WHAT YOU ARE ASKED TO DO ::
Pick up the drug war book interview after its final sentence and keep writing in the same voice.

PROVIDED PASSAGE ::
Editor’s Note: Kathleen Frydl’s new book, The Drug Wars in America, 1940-1973, is just out from Cambridge University Press. Points welcomes her timely and enlightening interview.
I tell the story of how and why the US government became “addicted” to the modern drug war, choosing prohibition and punishment over treatment and regulation. I argue that the logic behind the particular shape and targets of the drug war (including that which was not targeted) had less to do with crime or addiction, and more to do with the management of state power.
2. What do you think a bunch of drug and alcohol historians might find particularly interesting about your book?
To be honest, probably not that much. At several points, I rely on that scholarship, but I can’t say that I actually contribute to it. For readers of this blog, it might be interesting — maybe even troubling, but hopefully stimulating — to hear the story of the drug war narrated through a different voice. I hope it is viewed as a complement to the literature.
That said, there are some parts of the book that may be of interest. In chapter 5, I argue that methadone clinics lost support for a variety of reasons. Proponents of punishment, recovery movements, and various groups on the left imposed standard medical — as opposed to public health — criteria on maintenance: built around “a crisis followed by a cure” paradigm. This is somewhat different from the goals of harm reduction. Under this more demanding paradigm, the fact that every recovery victory could be celebrated compensated believers for so much failure. In the public health lens, on the other hand, successful maintenance meant only less to be dismayed about. The outcomes were not so heroic and the narrative not so redemptive. Whether it was the Black Panthers or traditional recovery movements, certain advocates criticized maintenance precisely because it staved off the “crisis” which they felt was needed in order to proceed to the “cure,” whether that cure was sobriety or revolution in the inner city.

Stored items

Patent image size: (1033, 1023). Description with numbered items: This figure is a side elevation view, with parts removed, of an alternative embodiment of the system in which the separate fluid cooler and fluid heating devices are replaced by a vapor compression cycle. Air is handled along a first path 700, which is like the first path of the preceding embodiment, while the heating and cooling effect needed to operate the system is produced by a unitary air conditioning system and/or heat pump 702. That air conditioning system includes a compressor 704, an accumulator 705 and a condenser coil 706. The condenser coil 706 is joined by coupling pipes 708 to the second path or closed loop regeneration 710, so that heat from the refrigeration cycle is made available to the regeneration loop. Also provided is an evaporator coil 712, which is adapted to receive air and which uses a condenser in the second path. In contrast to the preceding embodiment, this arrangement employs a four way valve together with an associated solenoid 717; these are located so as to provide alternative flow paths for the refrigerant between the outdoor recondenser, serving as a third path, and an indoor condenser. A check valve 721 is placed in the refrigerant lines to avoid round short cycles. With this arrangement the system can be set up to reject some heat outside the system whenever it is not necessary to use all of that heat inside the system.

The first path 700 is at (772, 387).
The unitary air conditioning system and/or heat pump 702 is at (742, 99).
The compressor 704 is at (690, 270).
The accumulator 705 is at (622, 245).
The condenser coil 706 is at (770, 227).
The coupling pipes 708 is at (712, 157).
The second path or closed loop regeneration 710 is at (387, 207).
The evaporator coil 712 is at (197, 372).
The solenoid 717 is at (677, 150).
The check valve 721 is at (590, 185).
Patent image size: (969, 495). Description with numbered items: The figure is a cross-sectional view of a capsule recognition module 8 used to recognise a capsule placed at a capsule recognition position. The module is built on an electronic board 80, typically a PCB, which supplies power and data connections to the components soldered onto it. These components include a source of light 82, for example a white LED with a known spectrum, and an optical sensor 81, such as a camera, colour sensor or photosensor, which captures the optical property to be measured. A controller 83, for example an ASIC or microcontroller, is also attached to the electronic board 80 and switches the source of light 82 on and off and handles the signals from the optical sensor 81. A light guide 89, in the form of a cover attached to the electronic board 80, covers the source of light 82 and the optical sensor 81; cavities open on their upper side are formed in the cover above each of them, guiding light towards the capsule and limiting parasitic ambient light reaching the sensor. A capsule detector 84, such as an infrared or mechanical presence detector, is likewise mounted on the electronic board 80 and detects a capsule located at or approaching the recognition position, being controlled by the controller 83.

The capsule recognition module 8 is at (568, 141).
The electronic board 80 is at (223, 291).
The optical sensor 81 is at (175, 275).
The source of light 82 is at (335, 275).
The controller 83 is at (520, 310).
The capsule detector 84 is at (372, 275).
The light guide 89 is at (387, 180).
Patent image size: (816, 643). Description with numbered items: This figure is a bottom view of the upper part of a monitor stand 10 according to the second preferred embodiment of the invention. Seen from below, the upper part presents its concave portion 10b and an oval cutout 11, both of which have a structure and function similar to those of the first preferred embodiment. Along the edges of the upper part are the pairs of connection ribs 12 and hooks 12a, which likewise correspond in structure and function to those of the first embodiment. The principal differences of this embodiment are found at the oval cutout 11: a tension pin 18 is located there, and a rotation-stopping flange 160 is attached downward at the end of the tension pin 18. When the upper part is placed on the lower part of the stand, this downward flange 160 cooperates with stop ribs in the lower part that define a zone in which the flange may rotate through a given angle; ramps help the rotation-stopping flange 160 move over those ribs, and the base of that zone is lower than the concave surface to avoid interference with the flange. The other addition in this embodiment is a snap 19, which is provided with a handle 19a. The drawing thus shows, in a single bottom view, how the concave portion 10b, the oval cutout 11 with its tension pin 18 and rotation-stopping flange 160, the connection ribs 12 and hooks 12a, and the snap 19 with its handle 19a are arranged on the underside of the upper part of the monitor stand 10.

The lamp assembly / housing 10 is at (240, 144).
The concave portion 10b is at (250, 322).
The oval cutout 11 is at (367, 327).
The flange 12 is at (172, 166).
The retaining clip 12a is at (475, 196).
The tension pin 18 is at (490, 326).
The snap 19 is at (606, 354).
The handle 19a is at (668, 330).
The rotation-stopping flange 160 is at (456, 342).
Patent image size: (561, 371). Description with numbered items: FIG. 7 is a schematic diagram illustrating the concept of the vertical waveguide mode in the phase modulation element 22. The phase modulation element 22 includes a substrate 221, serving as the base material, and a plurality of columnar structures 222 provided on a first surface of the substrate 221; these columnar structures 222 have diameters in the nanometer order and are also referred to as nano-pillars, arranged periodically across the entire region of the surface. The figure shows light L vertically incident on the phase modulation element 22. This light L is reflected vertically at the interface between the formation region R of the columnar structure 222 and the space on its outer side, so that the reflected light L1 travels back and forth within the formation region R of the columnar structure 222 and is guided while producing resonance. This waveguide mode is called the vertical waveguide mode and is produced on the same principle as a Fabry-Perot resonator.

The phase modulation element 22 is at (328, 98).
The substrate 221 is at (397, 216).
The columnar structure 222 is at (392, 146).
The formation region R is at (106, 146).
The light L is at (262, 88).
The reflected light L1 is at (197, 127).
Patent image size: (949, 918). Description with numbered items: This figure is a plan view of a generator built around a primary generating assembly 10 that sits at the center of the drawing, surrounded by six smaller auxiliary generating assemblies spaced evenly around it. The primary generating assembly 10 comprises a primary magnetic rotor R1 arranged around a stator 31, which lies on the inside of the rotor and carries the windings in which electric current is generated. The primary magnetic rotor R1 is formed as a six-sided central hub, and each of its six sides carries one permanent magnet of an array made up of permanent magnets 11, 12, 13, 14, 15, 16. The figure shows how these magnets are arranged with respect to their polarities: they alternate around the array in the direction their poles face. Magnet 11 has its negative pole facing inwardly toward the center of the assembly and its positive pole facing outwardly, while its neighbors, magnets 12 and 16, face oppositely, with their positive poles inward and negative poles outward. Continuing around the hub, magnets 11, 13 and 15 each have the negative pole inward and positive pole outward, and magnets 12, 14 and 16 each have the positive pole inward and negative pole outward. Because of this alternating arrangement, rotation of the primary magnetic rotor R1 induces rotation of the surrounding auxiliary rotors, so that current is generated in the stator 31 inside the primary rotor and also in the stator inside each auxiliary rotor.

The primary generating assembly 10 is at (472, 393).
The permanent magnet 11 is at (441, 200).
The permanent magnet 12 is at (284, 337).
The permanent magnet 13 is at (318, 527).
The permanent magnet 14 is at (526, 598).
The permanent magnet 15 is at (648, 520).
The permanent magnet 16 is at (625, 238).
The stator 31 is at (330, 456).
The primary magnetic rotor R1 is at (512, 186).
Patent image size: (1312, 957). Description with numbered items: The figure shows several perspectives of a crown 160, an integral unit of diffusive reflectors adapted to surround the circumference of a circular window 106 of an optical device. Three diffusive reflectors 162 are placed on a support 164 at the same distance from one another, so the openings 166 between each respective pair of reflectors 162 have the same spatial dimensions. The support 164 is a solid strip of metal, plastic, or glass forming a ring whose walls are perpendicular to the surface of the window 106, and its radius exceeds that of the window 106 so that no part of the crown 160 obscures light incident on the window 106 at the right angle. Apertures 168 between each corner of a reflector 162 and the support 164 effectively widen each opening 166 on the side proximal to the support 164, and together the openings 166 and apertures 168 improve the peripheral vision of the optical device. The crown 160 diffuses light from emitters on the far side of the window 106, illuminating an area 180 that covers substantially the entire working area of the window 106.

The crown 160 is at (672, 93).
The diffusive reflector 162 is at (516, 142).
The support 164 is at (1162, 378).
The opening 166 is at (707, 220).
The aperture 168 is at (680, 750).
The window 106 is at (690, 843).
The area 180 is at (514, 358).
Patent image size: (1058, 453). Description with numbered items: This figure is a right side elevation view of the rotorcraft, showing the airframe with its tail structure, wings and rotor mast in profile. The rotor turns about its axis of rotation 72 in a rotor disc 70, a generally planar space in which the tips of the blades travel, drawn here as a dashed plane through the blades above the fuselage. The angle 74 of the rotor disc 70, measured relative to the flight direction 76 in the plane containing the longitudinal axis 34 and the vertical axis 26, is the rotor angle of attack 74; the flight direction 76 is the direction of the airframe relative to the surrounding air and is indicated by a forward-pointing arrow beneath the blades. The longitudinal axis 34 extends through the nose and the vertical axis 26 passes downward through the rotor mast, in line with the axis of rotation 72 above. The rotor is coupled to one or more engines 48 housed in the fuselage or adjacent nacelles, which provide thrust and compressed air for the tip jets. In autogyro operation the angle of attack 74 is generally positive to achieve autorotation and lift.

RESULT ::
I also argue that treatment options presented no broader utility in the exercise of state power, whereas prohibition and punishment did. Maintenance might be great at reducing crime associated with drug use — and it is, and that’s supposedly one of the reasons we are fighting this “drug war.” But it does not provide a set of tools with which to police the inner city, nor does it help to justify and execute US power abroad.
As I conduct interviews in support of the book’s release, I emphasize treatment in a variety of ways. But, although I don’t mention it, this tension within the world of treatment between sobriety and maintenance still exists in my mind, and I would love it if readers of this blog can disabuse me, or point me to ways in which these approaches can be reconciled.
3. Now that the hard part is over, what is the thing YOU find most interesting about your book?
There are a lot of little moments I like. Quiet observations, I guess you could call them, and my analysis of public health versus punishment (above) is one of them. But in a number of ways, I am most pleased with my positioning of Washington DC as at the center of the federal government’s efforts to craft the modern drug war. There is great work on this for the 1980s, but it was actually a dynamic that has a longer history. And I tried not to make it a one way story: the federal government imposed various policy instruments on the District, but people in the District reacted or defied these instruments in a number of ways.
4. Every research project leaves some stones unturned. What stone are you most curious to see turned over soon?
Well, there should be more in the book regarding the 1971 convention, and the ways in which the logic and imperatives of the Controlled Substances Act played a role in crafting it. But even more, apart from the various conventions, I hope someone takes my consideration of the international drug policy portfolio’s importance to the developing world one step further. We’ve had important works already consider it from the perspective of the cold war or modernization theory, but I still feel that the work that this particular portfolio does in the structuring and execution of US global influence has not been fully treated, including in my own work.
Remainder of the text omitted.